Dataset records
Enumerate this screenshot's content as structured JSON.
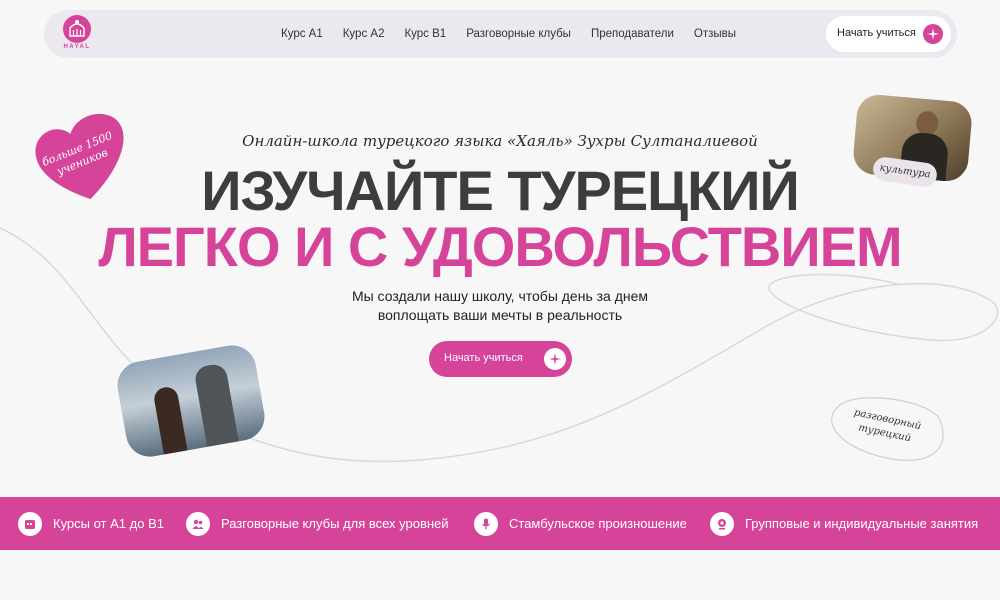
{
  "header": {
    "logo_text": "HAYAL",
    "nav": [
      "Курс А1",
      "Курс А2",
      "Курс В1",
      "Разговорные клубы",
      "Преподаватели",
      "Отзывы"
    ],
    "cta_label": "Начать учиться",
    "cta_icon": "sparkle-icon"
  },
  "hero": {
    "subtitle": "Онлайн-школа турецкого языка «Хаяль» Зухры Султаналиевой",
    "headline_line1": "ИЗУЧАЙТЕ ТУРЕЦКИЙ",
    "headline_line2": "ЛЕГКО И С УДОВОЛЬСТВИЕМ",
    "description_lines": [
      "Мы создали нашу школу, чтобы день за днем",
      "воплощать ваши мечты в реальность"
    ],
    "cta_label": "Начать учиться",
    "cta_icon": "sparkle-icon"
  },
  "badges": {
    "students": [
      "больше 1500",
      "учеников"
    ],
    "culture": "культура",
    "speaking": [
      "разговорный",
      "турецкий"
    ]
  },
  "features": [
    {
      "label": "Курсы от А1 до В1",
      "icon": "calendar-icon"
    },
    {
      "label": "Разговорные клубы для всех уровней",
      "icon": "people-icon"
    },
    {
      "label": "Стамбульское произношение",
      "icon": "microphone-icon"
    },
    {
      "label": "Групповые и индивидуальные занятия",
      "icon": "webcam-icon"
    }
  ],
  "colors": {
    "accent": "#d6449a",
    "text_dark": "#3d3d3d",
    "nav_bg": "#ebe8ef",
    "page_bg": "#f7f7f8"
  }
}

§ WHAT THE EXERCISE ASKS
Please repeat the entries exactly. Do not include the pictures.

§ FINISHED EXERCISE
Enumerate this screenshot's content as structured JSON.
{
  "header": {
    "logo_text": "HAYAL",
    "nav": [
      "Курс А1",
      "Курс А2",
      "Курс В1",
      "Разговорные клубы",
      "Преподаватели",
      "Отзывы"
    ],
    "cta_label": "Начать учиться",
    "cta_icon": "sparkle-icon"
  },
  "hero": {
    "subtitle": "Онлайн-школа турецкого языка «Хаяль» Зухры Султаналиевой",
    "headline_line1": "ИЗУЧАЙТЕ ТУРЕЦКИЙ",
    "headline_line2": "ЛЕГКО И С УДОВОЛЬСТВИЕМ",
    "description_lines": [
      "Мы создали нашу школу, чтобы день за днем",
      "воплощать ваши мечты в реальность"
    ],
    "cta_label": "Начать учиться",
    "cta_icon": "sparkle-icon"
  },
  "badges": {
    "students": [
      "больше 1500",
      "учеников"
    ],
    "culture": "культура",
    "speaking": [
      "разговорный",
      "турецкий"
    ]
  },
  "features": [
    {
      "label": "Курсы от А1 до В1",
      "icon": "calendar-icon"
    },
    {
      "label": "Разговорные клубы для всех уровней",
      "icon": "people-icon"
    },
    {
      "label": "Стамбульское произношение",
      "icon": "microphone-icon"
    },
    {
      "label": "Групповые и индивидуальные занятия",
      "icon": "webcam-icon"
    }
  ],
  "colors": {
    "accent": "#d6449a",
    "text_dark": "#3d3d3d",
    "nav_bg": "#ebe8ef",
    "page_bg": "#f7f7f8"
  }
}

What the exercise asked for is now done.